Identify the lines containing the word "指导老师". Copy each one.

══════════════════════════════

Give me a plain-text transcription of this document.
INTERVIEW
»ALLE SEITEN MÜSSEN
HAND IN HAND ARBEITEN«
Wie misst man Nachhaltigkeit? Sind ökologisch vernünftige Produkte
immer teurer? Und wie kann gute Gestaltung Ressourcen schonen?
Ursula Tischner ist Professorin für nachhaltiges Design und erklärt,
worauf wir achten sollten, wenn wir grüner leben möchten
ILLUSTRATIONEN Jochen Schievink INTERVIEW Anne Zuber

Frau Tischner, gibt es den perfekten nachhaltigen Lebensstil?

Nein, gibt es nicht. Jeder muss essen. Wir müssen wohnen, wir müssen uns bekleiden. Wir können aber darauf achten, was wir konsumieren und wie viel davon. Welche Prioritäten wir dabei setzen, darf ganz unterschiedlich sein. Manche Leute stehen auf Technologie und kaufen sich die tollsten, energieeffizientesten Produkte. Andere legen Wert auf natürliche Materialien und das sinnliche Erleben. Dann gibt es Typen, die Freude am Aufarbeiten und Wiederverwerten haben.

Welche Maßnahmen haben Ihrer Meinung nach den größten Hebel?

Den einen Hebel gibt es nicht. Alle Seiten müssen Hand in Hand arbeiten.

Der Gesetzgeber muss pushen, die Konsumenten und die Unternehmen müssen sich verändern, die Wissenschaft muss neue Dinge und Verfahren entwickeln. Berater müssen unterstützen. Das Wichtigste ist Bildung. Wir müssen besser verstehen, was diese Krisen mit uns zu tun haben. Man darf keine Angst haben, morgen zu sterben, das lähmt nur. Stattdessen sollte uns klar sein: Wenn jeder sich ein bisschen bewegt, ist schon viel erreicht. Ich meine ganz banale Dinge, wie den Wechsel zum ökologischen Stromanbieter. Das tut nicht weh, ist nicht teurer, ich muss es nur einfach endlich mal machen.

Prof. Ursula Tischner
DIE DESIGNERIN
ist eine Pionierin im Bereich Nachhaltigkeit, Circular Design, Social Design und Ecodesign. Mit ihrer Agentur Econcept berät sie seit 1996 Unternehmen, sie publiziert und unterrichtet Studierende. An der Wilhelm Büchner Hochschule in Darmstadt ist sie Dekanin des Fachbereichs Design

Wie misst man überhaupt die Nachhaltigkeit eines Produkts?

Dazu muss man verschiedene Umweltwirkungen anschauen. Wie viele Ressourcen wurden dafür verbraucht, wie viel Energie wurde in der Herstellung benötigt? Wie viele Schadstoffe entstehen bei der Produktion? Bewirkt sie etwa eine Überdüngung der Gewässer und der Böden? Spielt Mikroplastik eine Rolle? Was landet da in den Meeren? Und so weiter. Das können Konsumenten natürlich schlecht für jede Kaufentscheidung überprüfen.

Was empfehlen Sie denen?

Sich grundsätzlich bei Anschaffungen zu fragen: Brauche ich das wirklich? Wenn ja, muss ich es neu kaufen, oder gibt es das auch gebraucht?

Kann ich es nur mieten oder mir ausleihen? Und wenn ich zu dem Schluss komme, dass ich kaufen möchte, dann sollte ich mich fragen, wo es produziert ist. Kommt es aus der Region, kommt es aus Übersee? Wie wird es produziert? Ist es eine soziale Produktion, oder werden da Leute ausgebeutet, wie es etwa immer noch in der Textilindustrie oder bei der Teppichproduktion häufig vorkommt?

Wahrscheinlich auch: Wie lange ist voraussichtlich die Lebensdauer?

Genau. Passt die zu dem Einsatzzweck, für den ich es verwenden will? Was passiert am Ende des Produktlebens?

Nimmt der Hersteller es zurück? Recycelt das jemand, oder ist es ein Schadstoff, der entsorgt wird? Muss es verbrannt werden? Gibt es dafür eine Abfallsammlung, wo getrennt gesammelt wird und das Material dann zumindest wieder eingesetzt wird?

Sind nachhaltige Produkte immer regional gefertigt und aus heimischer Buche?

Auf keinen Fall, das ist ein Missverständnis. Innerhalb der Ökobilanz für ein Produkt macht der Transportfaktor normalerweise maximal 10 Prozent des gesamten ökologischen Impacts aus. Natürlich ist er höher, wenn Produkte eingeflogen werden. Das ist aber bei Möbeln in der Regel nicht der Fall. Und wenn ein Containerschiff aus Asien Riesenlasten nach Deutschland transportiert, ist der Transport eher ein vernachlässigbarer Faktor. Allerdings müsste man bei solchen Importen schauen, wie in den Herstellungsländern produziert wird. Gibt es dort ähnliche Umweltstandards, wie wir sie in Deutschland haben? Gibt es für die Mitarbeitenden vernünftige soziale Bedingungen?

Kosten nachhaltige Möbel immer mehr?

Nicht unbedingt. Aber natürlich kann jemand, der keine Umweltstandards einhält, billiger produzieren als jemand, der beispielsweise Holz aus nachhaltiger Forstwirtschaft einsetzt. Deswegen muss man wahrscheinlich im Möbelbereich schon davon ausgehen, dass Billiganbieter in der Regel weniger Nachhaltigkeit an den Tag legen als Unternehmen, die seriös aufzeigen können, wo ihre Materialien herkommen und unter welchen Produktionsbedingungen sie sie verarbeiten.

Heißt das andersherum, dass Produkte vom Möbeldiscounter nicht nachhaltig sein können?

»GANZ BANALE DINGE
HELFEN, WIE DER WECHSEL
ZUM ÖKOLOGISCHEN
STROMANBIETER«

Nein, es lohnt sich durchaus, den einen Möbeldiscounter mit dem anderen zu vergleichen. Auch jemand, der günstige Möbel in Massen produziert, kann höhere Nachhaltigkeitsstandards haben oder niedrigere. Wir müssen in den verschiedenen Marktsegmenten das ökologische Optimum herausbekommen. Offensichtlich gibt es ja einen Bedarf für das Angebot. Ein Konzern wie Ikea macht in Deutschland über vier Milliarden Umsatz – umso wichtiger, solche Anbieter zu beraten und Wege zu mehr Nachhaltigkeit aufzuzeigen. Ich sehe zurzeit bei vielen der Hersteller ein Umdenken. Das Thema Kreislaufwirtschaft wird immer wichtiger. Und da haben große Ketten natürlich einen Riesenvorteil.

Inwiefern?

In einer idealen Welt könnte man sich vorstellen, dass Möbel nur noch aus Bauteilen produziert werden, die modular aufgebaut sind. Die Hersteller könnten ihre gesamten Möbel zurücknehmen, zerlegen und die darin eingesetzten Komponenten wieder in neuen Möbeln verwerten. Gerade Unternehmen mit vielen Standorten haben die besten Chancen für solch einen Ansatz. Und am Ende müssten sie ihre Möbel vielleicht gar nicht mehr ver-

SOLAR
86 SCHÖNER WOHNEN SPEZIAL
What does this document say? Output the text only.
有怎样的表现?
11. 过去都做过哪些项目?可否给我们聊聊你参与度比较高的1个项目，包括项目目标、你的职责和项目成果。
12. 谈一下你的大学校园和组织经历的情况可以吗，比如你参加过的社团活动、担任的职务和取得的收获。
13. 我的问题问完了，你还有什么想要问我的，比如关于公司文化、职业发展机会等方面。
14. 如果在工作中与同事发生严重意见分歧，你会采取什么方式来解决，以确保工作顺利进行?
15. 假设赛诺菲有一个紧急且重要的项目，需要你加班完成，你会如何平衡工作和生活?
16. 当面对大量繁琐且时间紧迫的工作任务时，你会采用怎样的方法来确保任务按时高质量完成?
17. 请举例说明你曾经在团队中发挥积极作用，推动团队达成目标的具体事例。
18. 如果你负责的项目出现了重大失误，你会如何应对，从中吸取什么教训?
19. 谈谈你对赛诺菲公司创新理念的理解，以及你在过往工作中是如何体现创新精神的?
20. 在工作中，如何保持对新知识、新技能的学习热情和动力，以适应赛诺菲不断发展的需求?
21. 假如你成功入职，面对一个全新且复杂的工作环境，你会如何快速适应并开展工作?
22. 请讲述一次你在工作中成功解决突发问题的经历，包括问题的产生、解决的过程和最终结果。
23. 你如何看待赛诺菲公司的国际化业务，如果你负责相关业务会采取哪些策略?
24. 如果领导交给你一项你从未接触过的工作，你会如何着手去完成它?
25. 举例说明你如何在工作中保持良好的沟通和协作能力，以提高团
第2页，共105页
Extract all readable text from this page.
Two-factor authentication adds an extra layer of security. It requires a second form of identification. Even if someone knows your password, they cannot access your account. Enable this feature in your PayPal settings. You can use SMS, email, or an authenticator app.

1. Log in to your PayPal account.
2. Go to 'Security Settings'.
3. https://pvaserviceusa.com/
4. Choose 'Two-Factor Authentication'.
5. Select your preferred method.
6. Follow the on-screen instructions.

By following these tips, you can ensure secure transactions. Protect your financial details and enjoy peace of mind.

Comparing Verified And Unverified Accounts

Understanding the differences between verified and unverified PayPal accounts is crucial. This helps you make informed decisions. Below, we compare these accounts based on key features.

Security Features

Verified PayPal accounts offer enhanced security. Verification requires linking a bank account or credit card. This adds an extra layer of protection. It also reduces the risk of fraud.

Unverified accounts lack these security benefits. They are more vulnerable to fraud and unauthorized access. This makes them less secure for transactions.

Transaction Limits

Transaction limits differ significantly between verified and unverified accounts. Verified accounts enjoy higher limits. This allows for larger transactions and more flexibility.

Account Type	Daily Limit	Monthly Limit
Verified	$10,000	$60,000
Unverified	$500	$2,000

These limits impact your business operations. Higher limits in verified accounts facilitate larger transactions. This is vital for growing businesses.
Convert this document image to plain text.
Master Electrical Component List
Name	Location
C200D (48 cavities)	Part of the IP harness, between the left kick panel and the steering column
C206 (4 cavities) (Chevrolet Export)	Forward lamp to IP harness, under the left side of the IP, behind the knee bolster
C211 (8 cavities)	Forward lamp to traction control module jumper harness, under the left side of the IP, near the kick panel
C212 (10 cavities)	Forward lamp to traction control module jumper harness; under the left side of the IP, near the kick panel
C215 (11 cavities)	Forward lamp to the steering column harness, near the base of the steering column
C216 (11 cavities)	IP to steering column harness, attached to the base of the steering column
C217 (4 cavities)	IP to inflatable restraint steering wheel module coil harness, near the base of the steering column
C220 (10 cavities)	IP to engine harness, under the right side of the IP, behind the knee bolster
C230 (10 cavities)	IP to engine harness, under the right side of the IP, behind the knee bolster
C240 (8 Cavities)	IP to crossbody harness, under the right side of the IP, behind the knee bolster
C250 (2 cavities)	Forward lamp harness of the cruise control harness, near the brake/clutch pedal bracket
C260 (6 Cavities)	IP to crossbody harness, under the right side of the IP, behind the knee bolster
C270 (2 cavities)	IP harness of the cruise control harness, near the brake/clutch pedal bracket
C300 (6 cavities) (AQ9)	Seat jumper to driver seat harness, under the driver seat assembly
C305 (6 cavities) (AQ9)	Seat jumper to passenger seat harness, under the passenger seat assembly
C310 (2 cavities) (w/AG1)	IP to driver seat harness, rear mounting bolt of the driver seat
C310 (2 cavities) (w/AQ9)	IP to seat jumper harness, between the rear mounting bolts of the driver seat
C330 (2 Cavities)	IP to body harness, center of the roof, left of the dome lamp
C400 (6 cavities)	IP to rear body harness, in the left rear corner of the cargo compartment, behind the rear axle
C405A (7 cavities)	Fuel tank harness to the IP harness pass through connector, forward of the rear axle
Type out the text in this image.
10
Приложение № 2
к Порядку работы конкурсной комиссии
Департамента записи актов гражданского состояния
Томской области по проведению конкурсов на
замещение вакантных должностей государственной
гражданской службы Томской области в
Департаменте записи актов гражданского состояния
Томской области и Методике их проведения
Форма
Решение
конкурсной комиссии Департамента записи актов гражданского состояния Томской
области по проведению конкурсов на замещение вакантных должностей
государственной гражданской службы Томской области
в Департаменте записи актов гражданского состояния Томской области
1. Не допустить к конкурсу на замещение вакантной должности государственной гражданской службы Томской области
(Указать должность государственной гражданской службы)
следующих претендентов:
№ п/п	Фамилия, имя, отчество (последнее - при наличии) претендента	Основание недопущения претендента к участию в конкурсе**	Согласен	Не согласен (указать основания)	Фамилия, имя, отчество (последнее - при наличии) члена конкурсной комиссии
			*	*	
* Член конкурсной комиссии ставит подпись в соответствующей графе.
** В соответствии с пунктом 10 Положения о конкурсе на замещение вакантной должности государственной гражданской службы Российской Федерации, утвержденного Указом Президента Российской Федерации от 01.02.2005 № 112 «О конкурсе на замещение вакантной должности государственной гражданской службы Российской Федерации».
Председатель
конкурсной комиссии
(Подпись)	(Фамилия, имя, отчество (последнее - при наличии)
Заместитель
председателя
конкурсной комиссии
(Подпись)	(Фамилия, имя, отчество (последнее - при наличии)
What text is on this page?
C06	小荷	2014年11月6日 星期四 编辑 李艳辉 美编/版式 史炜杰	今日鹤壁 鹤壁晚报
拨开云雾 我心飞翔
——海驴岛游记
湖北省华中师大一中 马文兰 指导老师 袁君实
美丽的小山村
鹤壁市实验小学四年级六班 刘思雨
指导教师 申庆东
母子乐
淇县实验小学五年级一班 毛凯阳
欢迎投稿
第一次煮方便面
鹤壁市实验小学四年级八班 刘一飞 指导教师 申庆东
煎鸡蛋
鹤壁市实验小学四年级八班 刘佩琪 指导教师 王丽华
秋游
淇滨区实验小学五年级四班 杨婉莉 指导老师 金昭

══════════════════════════════

WRITTEN RESPONSE:
湖北省华中师大一中 马文兰 指导老师 袁君实
淇滨区实验小学五年级四班 杨婉莉 指导老师 金昭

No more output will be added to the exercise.